Short problem: Print each line exactly as it is given.

══════

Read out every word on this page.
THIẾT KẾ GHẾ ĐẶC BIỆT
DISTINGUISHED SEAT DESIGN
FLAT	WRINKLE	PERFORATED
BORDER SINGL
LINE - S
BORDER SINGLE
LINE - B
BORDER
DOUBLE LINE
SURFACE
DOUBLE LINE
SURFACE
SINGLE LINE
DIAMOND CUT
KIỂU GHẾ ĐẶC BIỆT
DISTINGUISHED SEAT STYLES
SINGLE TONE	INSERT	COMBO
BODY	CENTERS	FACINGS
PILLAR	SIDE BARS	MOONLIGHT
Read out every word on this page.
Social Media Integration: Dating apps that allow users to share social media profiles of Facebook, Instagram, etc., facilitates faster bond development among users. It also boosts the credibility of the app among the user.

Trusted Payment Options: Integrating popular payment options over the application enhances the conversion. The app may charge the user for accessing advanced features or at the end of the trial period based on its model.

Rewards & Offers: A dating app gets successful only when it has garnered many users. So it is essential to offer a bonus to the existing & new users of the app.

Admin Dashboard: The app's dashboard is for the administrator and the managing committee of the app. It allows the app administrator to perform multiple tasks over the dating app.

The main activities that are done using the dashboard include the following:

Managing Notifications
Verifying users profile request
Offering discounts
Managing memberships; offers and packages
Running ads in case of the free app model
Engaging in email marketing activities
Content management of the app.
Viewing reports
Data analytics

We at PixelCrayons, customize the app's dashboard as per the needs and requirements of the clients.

══════

Written response:
Read out every word on this page.
THIẾT KẾ GHẾ ĐẶC BIỆT
DISTINGUISHED SEAT DESIGN
FLAT	WRINKLE	PERFORATED
BORDER SINGL
LINE - S
BORDER SINGLE
LINE - B
BORDER
DOUBLE LINE
SURFACE
DOUBLE LINE
SURFACE
SINGLE LINE
DIAMOND CUT
KIỂU GHẾ ĐẶC BIỆT
DISTINGUISHED SEAT STYLES
SINGLE TONE	INSERT	COMBO
BODY	CENTERS	FACINGS
PILLAR	SIDE BARS	MOONLIGHT
Read out every word on this page.
Social Media Integration: Dating apps that allow users to share social media profiles of Facebook, Instagram, etc., facilitates faster bond development among users. It also boosts the credibility of the app among the user.

Trusted Payment Options: Integrating popular payment options over the application enhances the conversion. The app may charge the user for accessing advanced features or at the end of the trial period based on its model.

Rewards & Offers: A dating app gets successful only when it has garnered many users. So it is essential to offer a bonus to the existing & new users of the app.

Admin Dashboard: The app's dashboard is for the administrator and the managing committee of the app. It allows the app administrator to perform multiple tasks over the dating app.

The main activities that are done using the dashboard include the following:

Managing Notifications
Verifying users profile request
Offering discounts
Managing memberships; offers and packages
Running ads in case of the free app model
Engaging in email marketing activities
Content management of the app.
Viewing reports
Data analytics

We at PixelCrayons, customize the app's dashboard as per the needs and requirements of the clients.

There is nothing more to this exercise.